Challenge
Tally up the lines below that include the word "function". Answer with the number alone.
━━━ Data in this exercise
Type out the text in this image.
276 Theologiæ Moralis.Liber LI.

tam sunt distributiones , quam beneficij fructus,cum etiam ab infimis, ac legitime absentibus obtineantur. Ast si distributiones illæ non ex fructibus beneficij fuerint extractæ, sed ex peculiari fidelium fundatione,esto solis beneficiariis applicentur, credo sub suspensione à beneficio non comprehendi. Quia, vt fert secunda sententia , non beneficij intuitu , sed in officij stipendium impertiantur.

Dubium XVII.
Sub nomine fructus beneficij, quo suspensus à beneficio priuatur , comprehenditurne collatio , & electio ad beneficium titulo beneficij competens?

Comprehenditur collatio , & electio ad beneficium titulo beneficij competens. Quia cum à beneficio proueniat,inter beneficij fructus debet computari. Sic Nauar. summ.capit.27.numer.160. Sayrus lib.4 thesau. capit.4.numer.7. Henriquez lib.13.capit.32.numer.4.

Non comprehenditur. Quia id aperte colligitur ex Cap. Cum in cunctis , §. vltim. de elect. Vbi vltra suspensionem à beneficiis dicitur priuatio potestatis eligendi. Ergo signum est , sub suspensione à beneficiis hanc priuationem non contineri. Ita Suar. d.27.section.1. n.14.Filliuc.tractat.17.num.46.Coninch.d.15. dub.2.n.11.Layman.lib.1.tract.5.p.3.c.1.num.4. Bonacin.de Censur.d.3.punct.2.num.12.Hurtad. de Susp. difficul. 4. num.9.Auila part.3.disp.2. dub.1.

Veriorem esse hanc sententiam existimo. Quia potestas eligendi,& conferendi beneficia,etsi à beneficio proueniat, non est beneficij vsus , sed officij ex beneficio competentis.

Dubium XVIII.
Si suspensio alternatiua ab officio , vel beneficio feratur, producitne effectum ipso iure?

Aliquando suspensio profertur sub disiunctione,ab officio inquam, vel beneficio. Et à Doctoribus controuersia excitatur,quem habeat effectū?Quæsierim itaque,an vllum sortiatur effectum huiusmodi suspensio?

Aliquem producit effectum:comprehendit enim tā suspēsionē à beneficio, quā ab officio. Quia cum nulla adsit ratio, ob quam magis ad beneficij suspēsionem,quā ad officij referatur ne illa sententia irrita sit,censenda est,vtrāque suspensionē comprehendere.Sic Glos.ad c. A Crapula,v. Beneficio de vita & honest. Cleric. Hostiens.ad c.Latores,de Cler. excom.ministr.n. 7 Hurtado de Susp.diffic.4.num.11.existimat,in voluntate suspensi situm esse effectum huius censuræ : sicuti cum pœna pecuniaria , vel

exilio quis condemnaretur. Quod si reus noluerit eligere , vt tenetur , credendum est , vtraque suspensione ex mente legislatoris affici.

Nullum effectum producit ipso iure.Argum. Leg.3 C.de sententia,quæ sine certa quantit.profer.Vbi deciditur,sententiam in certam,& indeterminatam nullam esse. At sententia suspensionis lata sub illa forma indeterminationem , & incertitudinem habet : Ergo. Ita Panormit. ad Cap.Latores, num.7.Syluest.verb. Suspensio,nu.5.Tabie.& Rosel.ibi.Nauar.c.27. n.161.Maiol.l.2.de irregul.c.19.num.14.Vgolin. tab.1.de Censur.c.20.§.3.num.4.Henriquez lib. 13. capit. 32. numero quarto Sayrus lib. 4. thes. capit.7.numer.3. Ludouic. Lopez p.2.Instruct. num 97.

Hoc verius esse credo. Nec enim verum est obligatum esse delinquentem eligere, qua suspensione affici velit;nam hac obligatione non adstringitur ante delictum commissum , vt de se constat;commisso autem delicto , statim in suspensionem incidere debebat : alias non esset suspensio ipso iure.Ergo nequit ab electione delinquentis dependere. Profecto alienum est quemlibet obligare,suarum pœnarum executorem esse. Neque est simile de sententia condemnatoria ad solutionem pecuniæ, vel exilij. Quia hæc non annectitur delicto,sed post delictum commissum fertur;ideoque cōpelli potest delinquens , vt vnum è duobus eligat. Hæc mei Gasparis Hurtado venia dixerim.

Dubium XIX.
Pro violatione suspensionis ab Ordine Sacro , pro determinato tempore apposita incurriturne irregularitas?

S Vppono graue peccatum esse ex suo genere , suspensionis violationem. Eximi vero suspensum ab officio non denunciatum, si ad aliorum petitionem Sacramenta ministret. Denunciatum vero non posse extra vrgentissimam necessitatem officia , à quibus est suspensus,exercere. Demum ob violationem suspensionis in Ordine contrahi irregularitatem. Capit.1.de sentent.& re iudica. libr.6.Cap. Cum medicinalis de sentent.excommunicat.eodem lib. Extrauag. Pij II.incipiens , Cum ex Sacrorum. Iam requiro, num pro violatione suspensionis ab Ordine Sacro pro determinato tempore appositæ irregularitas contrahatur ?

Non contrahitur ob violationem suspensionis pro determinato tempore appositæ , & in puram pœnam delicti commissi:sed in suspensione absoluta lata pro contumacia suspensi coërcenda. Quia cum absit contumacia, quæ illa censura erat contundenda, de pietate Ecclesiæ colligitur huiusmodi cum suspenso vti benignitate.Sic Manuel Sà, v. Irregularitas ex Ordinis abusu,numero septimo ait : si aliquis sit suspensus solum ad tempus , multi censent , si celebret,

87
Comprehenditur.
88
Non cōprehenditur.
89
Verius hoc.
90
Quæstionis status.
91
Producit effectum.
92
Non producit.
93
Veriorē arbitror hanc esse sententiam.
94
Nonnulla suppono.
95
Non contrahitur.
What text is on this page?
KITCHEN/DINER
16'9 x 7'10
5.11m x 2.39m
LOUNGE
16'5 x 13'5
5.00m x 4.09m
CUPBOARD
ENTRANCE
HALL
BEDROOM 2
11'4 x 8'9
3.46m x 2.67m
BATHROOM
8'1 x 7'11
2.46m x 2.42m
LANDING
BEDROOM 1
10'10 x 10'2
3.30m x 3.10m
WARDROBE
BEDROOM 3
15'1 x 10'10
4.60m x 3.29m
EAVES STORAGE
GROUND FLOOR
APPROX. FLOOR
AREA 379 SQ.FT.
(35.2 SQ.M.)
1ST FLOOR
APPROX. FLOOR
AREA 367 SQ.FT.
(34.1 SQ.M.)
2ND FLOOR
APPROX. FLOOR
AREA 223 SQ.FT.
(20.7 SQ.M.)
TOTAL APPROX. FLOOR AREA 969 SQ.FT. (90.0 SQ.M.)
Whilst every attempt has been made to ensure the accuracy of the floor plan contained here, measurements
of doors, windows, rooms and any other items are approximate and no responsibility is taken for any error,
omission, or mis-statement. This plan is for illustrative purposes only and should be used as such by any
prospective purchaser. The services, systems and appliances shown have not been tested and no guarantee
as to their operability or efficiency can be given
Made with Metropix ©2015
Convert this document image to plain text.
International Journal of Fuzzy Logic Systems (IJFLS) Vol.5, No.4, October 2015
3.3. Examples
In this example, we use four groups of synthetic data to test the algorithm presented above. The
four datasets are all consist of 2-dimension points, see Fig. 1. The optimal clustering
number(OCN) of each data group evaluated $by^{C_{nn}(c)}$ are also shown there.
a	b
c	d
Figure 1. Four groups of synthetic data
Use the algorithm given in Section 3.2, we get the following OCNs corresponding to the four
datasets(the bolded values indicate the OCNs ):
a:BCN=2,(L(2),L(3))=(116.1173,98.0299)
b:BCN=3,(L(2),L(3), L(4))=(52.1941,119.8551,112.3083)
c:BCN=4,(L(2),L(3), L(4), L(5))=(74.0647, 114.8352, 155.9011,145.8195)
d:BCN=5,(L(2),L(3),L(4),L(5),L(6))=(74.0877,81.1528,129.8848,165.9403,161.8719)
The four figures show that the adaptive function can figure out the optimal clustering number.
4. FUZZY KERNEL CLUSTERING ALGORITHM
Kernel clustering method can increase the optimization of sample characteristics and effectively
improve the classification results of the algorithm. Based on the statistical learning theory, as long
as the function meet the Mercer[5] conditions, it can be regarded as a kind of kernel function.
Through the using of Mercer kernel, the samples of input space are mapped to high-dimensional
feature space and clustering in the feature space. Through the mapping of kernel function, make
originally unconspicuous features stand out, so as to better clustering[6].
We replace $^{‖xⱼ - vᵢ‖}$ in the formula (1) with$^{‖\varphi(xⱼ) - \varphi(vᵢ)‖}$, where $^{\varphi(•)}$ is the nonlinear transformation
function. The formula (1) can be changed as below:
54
━━━━━━
Response to the task
4